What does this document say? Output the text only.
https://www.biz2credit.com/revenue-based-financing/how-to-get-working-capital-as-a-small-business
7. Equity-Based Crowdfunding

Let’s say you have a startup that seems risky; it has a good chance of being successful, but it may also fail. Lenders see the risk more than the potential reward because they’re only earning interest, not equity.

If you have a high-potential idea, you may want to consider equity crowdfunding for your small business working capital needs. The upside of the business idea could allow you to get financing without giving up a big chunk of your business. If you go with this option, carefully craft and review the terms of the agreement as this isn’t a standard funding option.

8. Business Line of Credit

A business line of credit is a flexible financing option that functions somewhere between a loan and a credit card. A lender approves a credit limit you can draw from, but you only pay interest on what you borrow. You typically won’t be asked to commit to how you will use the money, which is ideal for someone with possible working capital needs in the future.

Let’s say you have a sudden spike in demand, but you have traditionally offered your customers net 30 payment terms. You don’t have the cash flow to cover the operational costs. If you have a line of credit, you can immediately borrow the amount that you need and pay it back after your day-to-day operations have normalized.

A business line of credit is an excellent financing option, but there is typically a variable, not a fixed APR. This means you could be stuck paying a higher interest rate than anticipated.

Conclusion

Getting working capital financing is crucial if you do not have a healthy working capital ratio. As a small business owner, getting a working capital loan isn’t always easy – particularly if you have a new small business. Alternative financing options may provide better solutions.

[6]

* * *

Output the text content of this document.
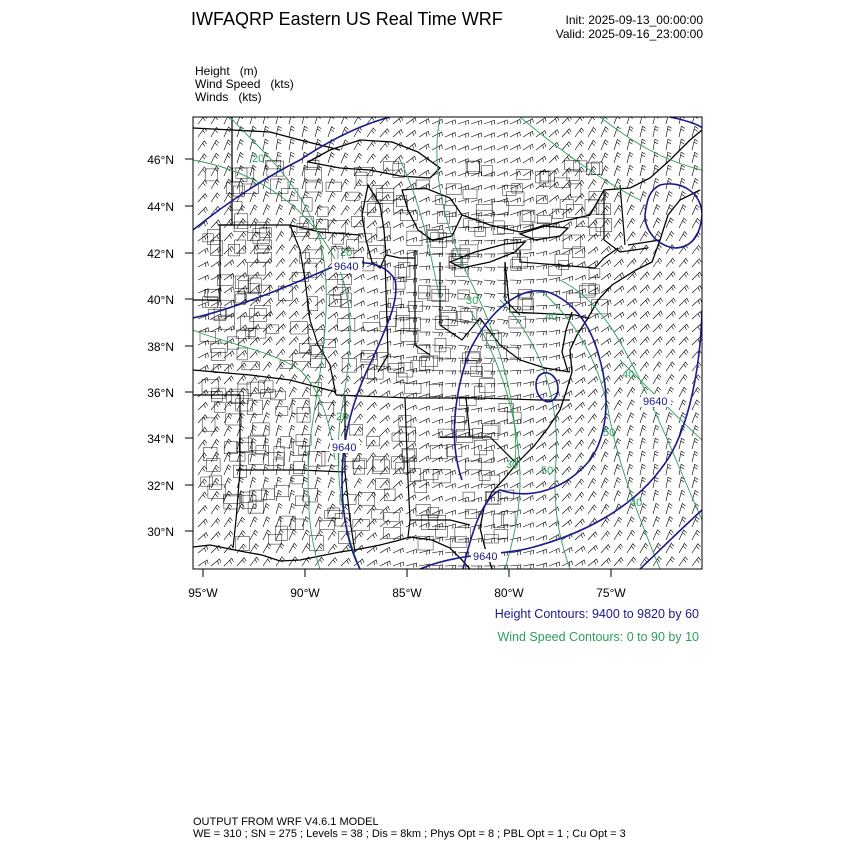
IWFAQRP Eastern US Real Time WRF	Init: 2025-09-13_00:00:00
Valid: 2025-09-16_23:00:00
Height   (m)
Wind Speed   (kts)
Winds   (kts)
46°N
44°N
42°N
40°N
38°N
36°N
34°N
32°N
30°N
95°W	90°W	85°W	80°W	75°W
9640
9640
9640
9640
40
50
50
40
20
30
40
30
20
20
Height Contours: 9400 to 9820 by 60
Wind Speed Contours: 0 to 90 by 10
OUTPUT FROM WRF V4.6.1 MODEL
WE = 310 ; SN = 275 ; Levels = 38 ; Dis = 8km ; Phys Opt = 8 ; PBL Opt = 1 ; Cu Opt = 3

*Objective*
Gather up every line from the listing above in which the word "your" occurs.

*Solution to the exercise*
If you have a high-potential idea, you may want to consider equity crowdfunding for your small business working capital needs. The upside of the business idea could allow you to get financing without giving up a big chunk of your business. If you go with this option, carefully craft and review the terms of the agreement as this isn’t a standard funding option.
Let’s say you have a sudden spike in demand, but you have traditionally offered your customers net 30 payment terms. You don’t have the cash flow to cover the operational costs. If you have a line of credit, you can immediately borrow the amount that you need and pay it back after your day-to-day operations have normalized.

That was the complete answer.